### Given request
Reproduce every entry exactly.

(Data excerpts)
● ● ● ● ●

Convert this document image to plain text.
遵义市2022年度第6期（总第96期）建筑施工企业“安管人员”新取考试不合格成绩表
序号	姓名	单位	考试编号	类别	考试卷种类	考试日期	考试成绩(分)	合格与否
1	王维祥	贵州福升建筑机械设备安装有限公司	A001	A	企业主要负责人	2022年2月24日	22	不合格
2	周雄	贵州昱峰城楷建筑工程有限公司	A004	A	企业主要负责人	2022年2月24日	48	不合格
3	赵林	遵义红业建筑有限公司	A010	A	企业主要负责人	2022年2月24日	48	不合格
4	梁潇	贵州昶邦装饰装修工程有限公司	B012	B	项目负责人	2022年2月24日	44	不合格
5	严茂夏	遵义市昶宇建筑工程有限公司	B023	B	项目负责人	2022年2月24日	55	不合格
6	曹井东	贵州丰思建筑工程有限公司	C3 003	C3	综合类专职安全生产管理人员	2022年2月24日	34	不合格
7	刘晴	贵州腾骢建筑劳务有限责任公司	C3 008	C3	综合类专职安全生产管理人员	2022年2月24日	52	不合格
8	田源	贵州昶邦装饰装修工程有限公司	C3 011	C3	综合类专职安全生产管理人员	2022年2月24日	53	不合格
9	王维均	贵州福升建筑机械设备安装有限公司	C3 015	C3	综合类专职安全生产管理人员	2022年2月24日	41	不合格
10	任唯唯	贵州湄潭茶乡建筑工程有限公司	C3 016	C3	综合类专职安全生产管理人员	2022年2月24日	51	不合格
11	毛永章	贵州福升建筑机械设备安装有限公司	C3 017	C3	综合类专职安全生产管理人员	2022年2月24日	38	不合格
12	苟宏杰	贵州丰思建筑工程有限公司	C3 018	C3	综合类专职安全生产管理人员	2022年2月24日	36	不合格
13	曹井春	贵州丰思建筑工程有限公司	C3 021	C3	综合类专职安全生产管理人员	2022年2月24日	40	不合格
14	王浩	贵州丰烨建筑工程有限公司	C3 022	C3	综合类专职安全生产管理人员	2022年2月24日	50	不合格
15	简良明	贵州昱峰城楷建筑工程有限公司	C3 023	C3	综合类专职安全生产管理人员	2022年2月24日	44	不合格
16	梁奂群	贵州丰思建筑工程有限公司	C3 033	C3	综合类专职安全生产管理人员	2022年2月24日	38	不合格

● ● ● ● ●

### Output for this exercise
Convert this document image to plain text.
遵义市2022年度第6期（总第96期）建筑施工企业“安管人员”新取考试不合格成绩表
序号	姓名	单位	考试编号	类别	考试卷种类	考试日期	考试成绩(分)	合格与否
1	王维祥	贵州福升建筑机械设备安装有限公司	A001	A	企业主要负责人	2022年2月24日	22	不合格
2	周雄	贵州昱峰城楷建筑工程有限公司	A004	A	企业主要负责人	2022年2月24日	48	不合格
3	赵林	遵义红业建筑有限公司	A010	A	企业主要负责人	2022年2月24日	48	不合格
4	梁潇	贵州昶邦装饰装修工程有限公司	B012	B	项目负责人	2022年2月24日	44	不合格
5	严茂夏	遵义市昶宇建筑工程有限公司	B023	B	项目负责人	2022年2月24日	55	不合格
6	曹井东	贵州丰思建筑工程有限公司	C3 003	C3	综合类专职安全生产管理人员	2022年2月24日	34	不合格
7	刘晴	贵州腾骢建筑劳务有限责任公司	C3 008	C3	综合类专职安全生产管理人员	2022年2月24日	52	不合格
8	田源	贵州昶邦装饰装修工程有限公司	C3 011	C3	综合类专职安全生产管理人员	2022年2月24日	53	不合格
9	王维均	贵州福升建筑机械设备安装有限公司	C3 015	C3	综合类专职安全生产管理人员	2022年2月24日	41	不合格
10	任唯唯	贵州湄潭茶乡建筑工程有限公司	C3 016	C3	综合类专职安全生产管理人员	2022年2月24日	51	不合格
11	毛永章	贵州福升建筑机械设备安装有限公司	C3 017	C3	综合类专职安全生产管理人员	2022年2月24日	38	不合格
12	苟宏杰	贵州丰思建筑工程有限公司	C3 018	C3	综合类专职安全生产管理人员	2022年2月24日	36	不合格
13	曹井春	贵州丰思建筑工程有限公司	C3 021	C3	综合类专职安全生产管理人员	2022年2月24日	40	不合格
14	王浩	贵州丰烨建筑工程有限公司	C3 022	C3	综合类专职安全生产管理人员	2022年2月24日	50	不合格
15	简良明	贵州昱峰城楷建筑工程有限公司	C3 023	C3	综合类专职安全生产管理人员	2022年2月24日	44	不合格
16	梁奂群	贵州丰思建筑工程有限公司	C3 033	C3	综合类专职安全生产管理人员	2022年2月24日	38	不合格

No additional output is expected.